» **Objective**: Select and reproduce each line of the listing below that bears the string "prescrizioni".

Dataset entries
★ ★ ★ ★

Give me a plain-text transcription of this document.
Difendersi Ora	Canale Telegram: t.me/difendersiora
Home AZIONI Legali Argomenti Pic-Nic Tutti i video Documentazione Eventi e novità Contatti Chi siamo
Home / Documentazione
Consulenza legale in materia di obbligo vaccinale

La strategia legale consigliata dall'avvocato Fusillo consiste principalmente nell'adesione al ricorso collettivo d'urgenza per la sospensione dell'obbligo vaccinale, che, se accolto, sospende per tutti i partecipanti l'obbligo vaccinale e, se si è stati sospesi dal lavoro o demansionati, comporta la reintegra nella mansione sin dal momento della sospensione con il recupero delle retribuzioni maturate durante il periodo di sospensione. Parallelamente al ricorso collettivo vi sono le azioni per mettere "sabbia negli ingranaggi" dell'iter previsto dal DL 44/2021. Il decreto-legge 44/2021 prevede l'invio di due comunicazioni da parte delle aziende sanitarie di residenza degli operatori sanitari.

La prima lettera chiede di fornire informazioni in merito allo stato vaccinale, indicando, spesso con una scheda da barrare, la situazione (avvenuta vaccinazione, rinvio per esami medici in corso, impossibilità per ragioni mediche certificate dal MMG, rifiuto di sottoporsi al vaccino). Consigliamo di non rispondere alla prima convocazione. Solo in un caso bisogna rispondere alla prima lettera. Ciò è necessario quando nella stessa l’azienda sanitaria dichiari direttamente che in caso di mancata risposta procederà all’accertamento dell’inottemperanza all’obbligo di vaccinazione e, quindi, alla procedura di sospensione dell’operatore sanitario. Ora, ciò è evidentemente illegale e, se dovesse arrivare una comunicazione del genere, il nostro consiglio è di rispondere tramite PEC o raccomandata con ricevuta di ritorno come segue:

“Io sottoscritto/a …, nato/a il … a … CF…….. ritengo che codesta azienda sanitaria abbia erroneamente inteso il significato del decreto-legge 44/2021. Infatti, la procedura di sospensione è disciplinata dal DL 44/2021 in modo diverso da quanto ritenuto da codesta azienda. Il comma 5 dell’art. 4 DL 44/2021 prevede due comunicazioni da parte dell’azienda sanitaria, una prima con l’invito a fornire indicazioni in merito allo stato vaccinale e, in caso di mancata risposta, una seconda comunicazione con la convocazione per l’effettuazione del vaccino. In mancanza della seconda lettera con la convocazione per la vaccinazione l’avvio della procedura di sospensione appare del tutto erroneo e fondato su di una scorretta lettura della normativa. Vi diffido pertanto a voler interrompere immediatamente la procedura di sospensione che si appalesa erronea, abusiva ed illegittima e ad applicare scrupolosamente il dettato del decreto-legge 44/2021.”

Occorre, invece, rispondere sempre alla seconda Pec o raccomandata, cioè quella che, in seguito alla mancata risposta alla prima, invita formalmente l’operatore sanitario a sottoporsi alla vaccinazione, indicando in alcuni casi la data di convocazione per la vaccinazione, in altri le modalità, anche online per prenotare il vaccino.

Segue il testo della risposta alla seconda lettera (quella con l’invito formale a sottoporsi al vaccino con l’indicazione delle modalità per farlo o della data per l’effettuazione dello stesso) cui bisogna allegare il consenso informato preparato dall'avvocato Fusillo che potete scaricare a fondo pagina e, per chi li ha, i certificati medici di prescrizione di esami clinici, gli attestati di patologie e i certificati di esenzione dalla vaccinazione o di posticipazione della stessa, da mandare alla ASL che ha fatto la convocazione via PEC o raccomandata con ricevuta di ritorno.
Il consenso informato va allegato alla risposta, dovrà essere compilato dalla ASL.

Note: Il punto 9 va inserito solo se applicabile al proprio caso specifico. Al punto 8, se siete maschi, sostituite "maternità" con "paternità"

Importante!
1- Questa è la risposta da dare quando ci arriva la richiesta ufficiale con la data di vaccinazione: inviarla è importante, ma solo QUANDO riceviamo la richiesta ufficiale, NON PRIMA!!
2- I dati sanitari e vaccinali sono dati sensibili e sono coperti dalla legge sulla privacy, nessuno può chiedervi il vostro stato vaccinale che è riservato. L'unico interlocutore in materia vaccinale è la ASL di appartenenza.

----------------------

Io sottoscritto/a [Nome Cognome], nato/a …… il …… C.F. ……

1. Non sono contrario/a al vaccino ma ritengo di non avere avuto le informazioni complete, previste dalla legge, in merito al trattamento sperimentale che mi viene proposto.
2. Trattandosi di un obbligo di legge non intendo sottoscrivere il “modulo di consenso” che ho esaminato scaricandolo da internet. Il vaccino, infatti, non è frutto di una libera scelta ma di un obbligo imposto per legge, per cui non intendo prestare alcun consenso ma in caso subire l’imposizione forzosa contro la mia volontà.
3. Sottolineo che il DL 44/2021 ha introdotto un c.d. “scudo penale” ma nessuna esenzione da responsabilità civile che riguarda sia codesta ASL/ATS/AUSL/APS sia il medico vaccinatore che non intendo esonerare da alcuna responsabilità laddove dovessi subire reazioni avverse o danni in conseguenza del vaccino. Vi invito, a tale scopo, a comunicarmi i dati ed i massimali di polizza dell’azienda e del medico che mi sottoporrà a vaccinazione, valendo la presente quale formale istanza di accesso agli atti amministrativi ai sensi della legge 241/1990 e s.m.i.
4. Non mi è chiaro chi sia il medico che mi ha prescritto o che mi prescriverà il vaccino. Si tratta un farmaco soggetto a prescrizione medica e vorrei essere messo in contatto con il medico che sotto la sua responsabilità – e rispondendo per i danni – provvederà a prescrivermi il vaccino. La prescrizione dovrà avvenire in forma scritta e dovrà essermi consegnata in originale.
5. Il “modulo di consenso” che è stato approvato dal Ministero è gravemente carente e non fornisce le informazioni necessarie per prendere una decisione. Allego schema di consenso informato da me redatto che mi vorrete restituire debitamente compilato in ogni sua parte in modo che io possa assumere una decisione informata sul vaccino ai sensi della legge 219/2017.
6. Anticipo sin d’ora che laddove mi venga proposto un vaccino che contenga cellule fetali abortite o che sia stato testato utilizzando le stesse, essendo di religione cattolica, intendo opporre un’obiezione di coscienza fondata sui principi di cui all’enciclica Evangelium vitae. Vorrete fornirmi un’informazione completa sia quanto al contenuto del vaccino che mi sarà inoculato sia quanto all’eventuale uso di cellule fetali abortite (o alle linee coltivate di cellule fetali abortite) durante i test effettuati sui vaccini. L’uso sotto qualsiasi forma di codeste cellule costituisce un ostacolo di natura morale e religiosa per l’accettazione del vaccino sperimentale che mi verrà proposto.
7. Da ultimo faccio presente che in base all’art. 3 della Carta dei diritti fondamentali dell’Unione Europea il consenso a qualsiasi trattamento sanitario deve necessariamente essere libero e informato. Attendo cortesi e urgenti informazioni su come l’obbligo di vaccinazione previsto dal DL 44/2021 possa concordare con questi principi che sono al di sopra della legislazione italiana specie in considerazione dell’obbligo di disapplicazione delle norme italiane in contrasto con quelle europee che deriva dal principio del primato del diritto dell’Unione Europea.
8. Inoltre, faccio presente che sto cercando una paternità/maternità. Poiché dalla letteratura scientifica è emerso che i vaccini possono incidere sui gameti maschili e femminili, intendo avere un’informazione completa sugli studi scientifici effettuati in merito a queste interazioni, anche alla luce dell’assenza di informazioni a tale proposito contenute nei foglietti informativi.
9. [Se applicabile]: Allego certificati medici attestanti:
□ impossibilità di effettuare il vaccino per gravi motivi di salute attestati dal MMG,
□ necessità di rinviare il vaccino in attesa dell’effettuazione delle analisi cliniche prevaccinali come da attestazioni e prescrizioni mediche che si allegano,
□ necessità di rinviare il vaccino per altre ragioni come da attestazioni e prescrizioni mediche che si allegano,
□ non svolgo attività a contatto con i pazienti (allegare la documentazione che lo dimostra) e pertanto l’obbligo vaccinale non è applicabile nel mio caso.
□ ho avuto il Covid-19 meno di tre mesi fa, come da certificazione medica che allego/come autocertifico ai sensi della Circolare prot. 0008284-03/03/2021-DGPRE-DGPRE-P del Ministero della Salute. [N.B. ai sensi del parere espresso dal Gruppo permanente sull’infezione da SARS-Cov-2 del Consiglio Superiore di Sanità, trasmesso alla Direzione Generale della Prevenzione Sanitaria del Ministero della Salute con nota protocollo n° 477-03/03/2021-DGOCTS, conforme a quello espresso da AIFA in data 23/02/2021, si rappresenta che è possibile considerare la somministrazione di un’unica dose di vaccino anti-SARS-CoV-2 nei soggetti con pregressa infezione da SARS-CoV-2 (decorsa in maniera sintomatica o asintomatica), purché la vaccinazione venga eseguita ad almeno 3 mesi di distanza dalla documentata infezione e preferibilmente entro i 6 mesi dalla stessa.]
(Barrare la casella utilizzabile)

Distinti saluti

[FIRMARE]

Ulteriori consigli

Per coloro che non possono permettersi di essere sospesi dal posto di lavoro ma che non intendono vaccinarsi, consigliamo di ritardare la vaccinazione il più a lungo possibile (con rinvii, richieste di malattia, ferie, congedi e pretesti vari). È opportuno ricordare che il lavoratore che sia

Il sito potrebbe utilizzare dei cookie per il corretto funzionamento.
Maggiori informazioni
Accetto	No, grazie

★ ★ ★ ★

» **Task solution**:
□ necessità di rinviare il vaccino in attesa dell’effettuazione delle analisi cliniche prevaccinali come da attestazioni e prescrizioni mediche che si allegano,
□ necessità di rinviare il vaccino per altre ragioni come da attestazioni e prescrizioni mediche che si allegano,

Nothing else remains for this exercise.